**Directions:**
Each line below that contains "JSON" counts once; report the total and nothing more.

· · ·

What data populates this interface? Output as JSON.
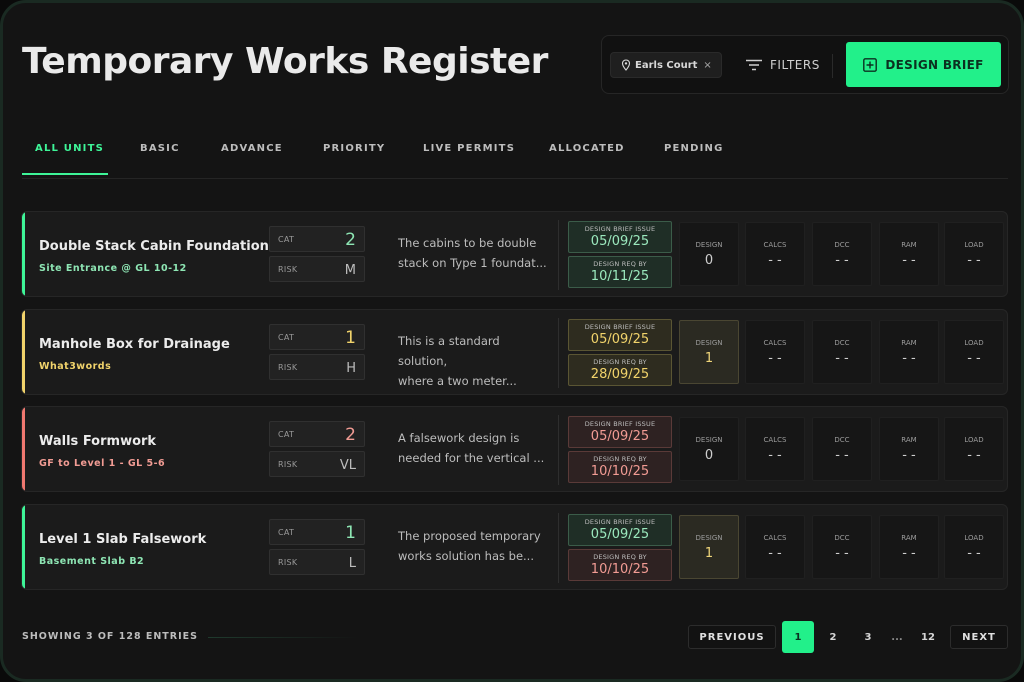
{
  "header": {
    "title": "Temporary Works Register",
    "location_chip": "Earls Court",
    "location_chip_close": "×",
    "filters_label": "FILTERS",
    "design_brief_label": "DESIGN BRIEF"
  },
  "tabs": [
    {
      "label": "ALL UNITS",
      "active": true
    },
    {
      "label": "BASIC"
    },
    {
      "label": "ADVANCE"
    },
    {
      "label": "PRIORITY"
    },
    {
      "label": "LIVE PERMITS"
    },
    {
      "label": "ALLOCATED"
    },
    {
      "label": "PENDING"
    }
  ],
  "labels": {
    "cat": "CAT",
    "risk": "RISK",
    "design_brief_issue": "DESIGN BRIEF ISSUE",
    "design_req_by": "DESIGN REQ BY",
    "design": "DESIGN",
    "calcs": "CALCS",
    "dcc": "DCC",
    "ram": "RAM",
    "load": "LOAD"
  },
  "rows": [
    {
      "title": "Double Stack Cabin Foundation",
      "location": "Site Entrance @ GL 10-12",
      "cat": "2",
      "risk": "M",
      "desc_line1": "The cabins to be double",
      "desc_line2": "stack on Type 1 foundat...",
      "issue_date": "05/09/25",
      "req_date": "10/11/25",
      "design": "0",
      "calcs": "- -",
      "dcc": "- -",
      "ram": "- -",
      "load": "- -"
    },
    {
      "title": "Manhole Box for Drainage",
      "location": "What3words",
      "cat": "1",
      "risk": "H",
      "desc_line1": "This is a standard solution,",
      "desc_line2": "where a two meter...",
      "issue_date": "05/09/25",
      "req_date": "28/09/25",
      "design": "1",
      "calcs": "- -",
      "dcc": "- -",
      "ram": "- -",
      "load": "- -"
    },
    {
      "title": "Walls Formwork",
      "location": "GF to Level 1 - GL 5-6",
      "cat": "2",
      "risk": "VL",
      "desc_line1": "A falsework design is",
      "desc_line2": "needed for the vertical ...",
      "issue_date": "05/09/25",
      "req_date": "10/10/25",
      "design": "0",
      "calcs": "- -",
      "dcc": "- -",
      "ram": "- -",
      "load": "- -"
    },
    {
      "title": "Level 1 Slab Falsework",
      "location": "Basement Slab B2",
      "cat": "1",
      "risk": "L",
      "desc_line1": "The proposed temporary",
      "desc_line2": "works solution has be...",
      "issue_date": "05/09/25",
      "req_date": "10/10/25",
      "design": "1",
      "calcs": "- -",
      "dcc": "- -",
      "ram": "- -",
      "load": "- -"
    }
  ],
  "footer": {
    "showing": "SHOWING 3 OF 128 ENTRIES",
    "previous": "PREVIOUS",
    "next": "NEXT",
    "pages": [
      "1",
      "2",
      "3",
      "...",
      "12"
    ],
    "current_page": "1"
  },
  "colors": {
    "accent_green": "#22f08a",
    "accent_yellow": "#f1d36b",
    "accent_red": "#f07870",
    "green_text": "#8ee6b4",
    "yellow_text": "#f1d36b",
    "red_text": "#f29c94"
  }
}
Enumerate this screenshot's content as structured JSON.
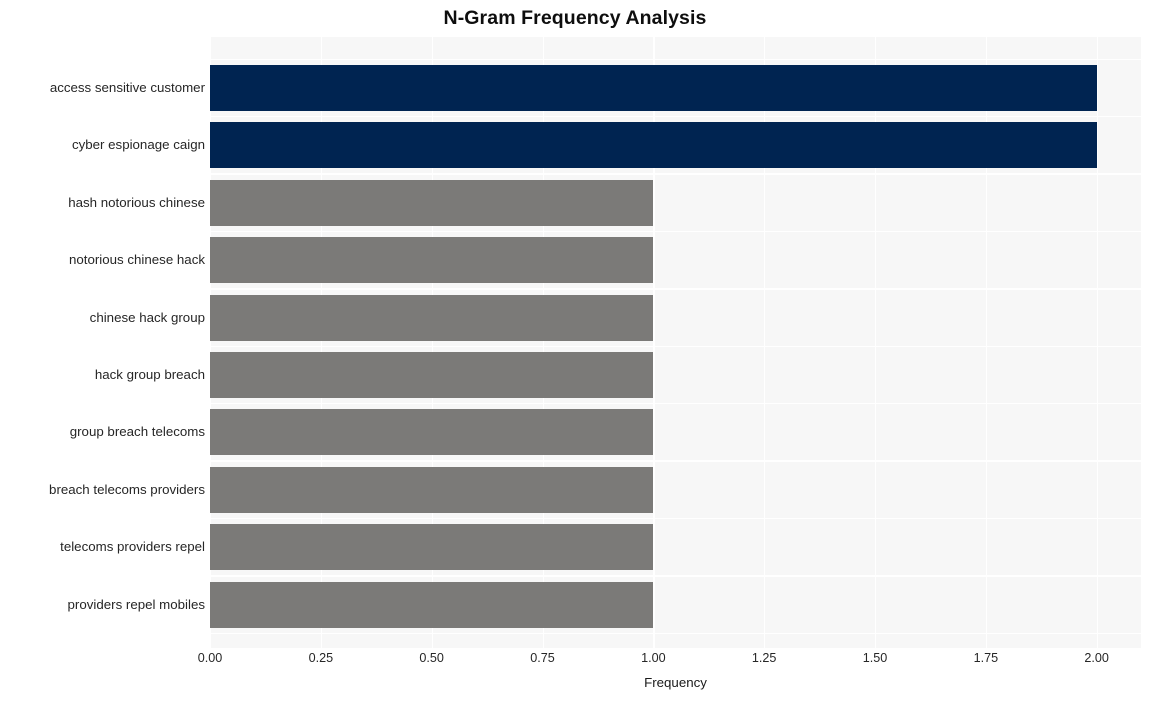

· · ·

**Reply to the exercise:**
2